## EXERCISE DESCRIPTION
Make an exact copy of each entry, leaving out every picture.

## SUPPLIED DATA
• • •

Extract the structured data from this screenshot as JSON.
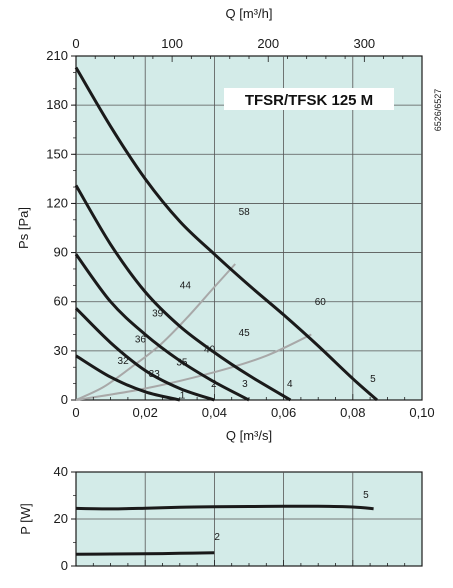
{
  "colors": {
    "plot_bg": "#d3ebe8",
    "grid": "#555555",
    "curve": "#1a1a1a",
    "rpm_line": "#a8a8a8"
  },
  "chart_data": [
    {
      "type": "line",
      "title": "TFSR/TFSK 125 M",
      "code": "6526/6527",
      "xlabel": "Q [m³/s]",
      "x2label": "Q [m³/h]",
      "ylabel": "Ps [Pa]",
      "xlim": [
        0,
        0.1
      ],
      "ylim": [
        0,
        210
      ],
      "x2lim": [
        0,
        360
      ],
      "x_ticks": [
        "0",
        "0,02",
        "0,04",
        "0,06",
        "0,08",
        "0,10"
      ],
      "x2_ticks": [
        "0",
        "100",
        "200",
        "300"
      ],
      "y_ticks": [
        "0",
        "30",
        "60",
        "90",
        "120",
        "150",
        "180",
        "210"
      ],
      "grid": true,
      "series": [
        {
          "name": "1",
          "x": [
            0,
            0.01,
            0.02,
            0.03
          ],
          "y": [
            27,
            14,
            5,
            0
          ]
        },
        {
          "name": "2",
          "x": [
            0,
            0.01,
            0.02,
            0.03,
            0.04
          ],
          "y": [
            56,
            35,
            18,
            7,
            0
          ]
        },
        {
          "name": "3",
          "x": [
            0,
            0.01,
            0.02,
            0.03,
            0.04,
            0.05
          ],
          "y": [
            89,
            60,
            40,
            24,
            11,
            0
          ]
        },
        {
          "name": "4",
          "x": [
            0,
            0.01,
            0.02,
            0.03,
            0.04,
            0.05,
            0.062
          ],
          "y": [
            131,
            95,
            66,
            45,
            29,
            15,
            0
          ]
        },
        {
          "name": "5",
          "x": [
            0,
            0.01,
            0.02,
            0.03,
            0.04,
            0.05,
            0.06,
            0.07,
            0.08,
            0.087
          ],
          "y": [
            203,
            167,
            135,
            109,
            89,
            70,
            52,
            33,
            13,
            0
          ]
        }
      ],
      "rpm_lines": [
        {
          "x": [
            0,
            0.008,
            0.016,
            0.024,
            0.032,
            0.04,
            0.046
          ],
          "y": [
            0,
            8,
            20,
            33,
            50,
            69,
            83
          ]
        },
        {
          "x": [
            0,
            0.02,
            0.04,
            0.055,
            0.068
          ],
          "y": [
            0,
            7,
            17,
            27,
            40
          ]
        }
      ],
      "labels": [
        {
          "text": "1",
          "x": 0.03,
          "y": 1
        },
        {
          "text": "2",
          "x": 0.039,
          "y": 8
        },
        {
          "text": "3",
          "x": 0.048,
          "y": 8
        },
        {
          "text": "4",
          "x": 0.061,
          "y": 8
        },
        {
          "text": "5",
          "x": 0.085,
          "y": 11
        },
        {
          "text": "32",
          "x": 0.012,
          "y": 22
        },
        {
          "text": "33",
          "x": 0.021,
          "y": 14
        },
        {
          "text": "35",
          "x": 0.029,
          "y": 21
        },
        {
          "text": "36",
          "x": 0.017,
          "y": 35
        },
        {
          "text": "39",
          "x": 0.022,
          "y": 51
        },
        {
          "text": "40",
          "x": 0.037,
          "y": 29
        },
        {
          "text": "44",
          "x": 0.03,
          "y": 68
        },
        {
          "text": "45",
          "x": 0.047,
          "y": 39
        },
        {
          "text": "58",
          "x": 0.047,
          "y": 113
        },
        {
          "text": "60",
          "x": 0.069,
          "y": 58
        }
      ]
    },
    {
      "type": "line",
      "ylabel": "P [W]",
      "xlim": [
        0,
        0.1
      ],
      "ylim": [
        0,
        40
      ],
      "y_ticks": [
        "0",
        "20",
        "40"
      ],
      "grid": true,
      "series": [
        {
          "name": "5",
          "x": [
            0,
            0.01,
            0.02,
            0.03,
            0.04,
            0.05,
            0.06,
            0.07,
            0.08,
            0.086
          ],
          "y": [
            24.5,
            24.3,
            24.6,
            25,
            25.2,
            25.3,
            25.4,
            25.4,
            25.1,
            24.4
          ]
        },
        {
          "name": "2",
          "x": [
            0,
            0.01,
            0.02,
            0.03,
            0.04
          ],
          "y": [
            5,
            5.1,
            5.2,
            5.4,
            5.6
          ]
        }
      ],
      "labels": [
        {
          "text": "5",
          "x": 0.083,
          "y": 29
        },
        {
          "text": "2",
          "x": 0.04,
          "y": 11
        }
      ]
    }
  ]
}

• • •

## FINAL ANSWER
Extract the structured data from this screenshot as JSON.
{
  "colors": {
    "plot_bg": "#d3ebe8",
    "grid": "#555555",
    "curve": "#1a1a1a",
    "rpm_line": "#a8a8a8"
  },
  "chart_data": [
    {
      "type": "line",
      "title": "TFSR/TFSK 125 M",
      "code": "6526/6527",
      "xlabel": "Q [m³/s]",
      "x2label": "Q [m³/h]",
      "ylabel": "Ps [Pa]",
      "xlim": [
        0,
        0.1
      ],
      "ylim": [
        0,
        210
      ],
      "x2lim": [
        0,
        360
      ],
      "x_ticks": [
        "0",
        "0,02",
        "0,04",
        "0,06",
        "0,08",
        "0,10"
      ],
      "x2_ticks": [
        "0",
        "100",
        "200",
        "300"
      ],
      "y_ticks": [
        "0",
        "30",
        "60",
        "90",
        "120",
        "150",
        "180",
        "210"
      ],
      "grid": true,
      "series": [
        {
          "name": "1",
          "x": [
            0,
            0.01,
            0.02,
            0.03
          ],
          "y": [
            27,
            14,
            5,
            0
          ]
        },
        {
          "name": "2",
          "x": [
            0,
            0.01,
            0.02,
            0.03,
            0.04
          ],
          "y": [
            56,
            35,
            18,
            7,
            0
          ]
        },
        {
          "name": "3",
          "x": [
            0,
            0.01,
            0.02,
            0.03,
            0.04,
            0.05
          ],
          "y": [
            89,
            60,
            40,
            24,
            11,
            0
          ]
        },
        {
          "name": "4",
          "x": [
            0,
            0.01,
            0.02,
            0.03,
            0.04,
            0.05,
            0.062
          ],
          "y": [
            131,
            95,
            66,
            45,
            29,
            15,
            0
          ]
        },
        {
          "name": "5",
          "x": [
            0,
            0.01,
            0.02,
            0.03,
            0.04,
            0.05,
            0.06,
            0.07,
            0.08,
            0.087
          ],
          "y": [
            203,
            167,
            135,
            109,
            89,
            70,
            52,
            33,
            13,
            0
          ]
        }
      ],
      "rpm_lines": [
        {
          "x": [
            0,
            0.008,
            0.016,
            0.024,
            0.032,
            0.04,
            0.046
          ],
          "y": [
            0,
            8,
            20,
            33,
            50,
            69,
            83
          ]
        },
        {
          "x": [
            0,
            0.02,
            0.04,
            0.055,
            0.068
          ],
          "y": [
            0,
            7,
            17,
            27,
            40
          ]
        }
      ],
      "labels": [
        {
          "text": "1",
          "x": 0.03,
          "y": 1
        },
        {
          "text": "2",
          "x": 0.039,
          "y": 8
        },
        {
          "text": "3",
          "x": 0.048,
          "y": 8
        },
        {
          "text": "4",
          "x": 0.061,
          "y": 8
        },
        {
          "text": "5",
          "x": 0.085,
          "y": 11
        },
        {
          "text": "32",
          "x": 0.012,
          "y": 22
        },
        {
          "text": "33",
          "x": 0.021,
          "y": 14
        },
        {
          "text": "35",
          "x": 0.029,
          "y": 21
        },
        {
          "text": "36",
          "x": 0.017,
          "y": 35
        },
        {
          "text": "39",
          "x": 0.022,
          "y": 51
        },
        {
          "text": "40",
          "x": 0.037,
          "y": 29
        },
        {
          "text": "44",
          "x": 0.03,
          "y": 68
        },
        {
          "text": "45",
          "x": 0.047,
          "y": 39
        },
        {
          "text": "58",
          "x": 0.047,
          "y": 113
        },
        {
          "text": "60",
          "x": 0.069,
          "y": 58
        }
      ]
    },
    {
      "type": "line",
      "ylabel": "P [W]",
      "xlim": [
        0,
        0.1
      ],
      "ylim": [
        0,
        40
      ],
      "y_ticks": [
        "0",
        "20",
        "40"
      ],
      "grid": true,
      "series": [
        {
          "name": "5",
          "x": [
            0,
            0.01,
            0.02,
            0.03,
            0.04,
            0.05,
            0.06,
            0.07,
            0.08,
            0.086
          ],
          "y": [
            24.5,
            24.3,
            24.6,
            25,
            25.2,
            25.3,
            25.4,
            25.4,
            25.1,
            24.4
          ]
        },
        {
          "name": "2",
          "x": [
            0,
            0.01,
            0.02,
            0.03,
            0.04
          ],
          "y": [
            5,
            5.1,
            5.2,
            5.4,
            5.6
          ]
        }
      ],
      "labels": [
        {
          "text": "5",
          "x": 0.083,
          "y": 29
        },
        {
          "text": "2",
          "x": 0.04,
          "y": 11
        }
      ]
    }
  ]
}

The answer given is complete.